→ **WHAT IS REQUIRED**
Please give the data below again in full, exactly as it stands.

[Recorded data]
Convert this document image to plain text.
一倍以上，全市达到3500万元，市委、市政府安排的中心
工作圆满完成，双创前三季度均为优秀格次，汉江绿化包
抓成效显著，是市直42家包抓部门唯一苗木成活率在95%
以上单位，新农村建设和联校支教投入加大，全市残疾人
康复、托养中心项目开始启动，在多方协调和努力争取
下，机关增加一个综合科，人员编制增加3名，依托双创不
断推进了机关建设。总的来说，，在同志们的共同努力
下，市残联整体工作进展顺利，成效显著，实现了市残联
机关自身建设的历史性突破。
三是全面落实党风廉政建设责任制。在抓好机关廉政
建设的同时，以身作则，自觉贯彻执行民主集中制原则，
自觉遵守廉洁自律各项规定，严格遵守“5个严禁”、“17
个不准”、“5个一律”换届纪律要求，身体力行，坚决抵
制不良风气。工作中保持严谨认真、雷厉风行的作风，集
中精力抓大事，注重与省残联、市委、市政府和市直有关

→ **WRITTEN RESPONSE**
Convert this document image to plain text.
一倍以上，全市达到3500万元，市委、市政府安排的中心
工作圆满完成，双创前三季度均为优秀格次，汉江绿化包
抓成效显著，是市直42家包抓部门唯一苗木成活率在95%
以上单位，新农村建设和联校支教投入加大，全市残疾人
康复、托养中心项目开始启动，在多方协调和努力争取
下，机关增加一个综合科，人员编制增加3名，依托双创不
断推进了机关建设。总的来说，，在同志们的共同努力
下，市残联整体工作进展顺利，成效显著，实现了市残联
机关自身建设的历史性突破。
三是全面落实党风廉政建设责任制。在抓好机关廉政
建设的同时，以身作则，自觉贯彻执行民主集中制原则，
自觉遵守廉洁自律各项规定，严格遵守“5个严禁”、“17
个不准”、“5个一律”换届纪律要求，身体力行，坚决抵
制不良风气。工作中保持严谨认真、雷厉风行的作风，集
中精力抓大事，注重与省残联、市委、市政府和市直有关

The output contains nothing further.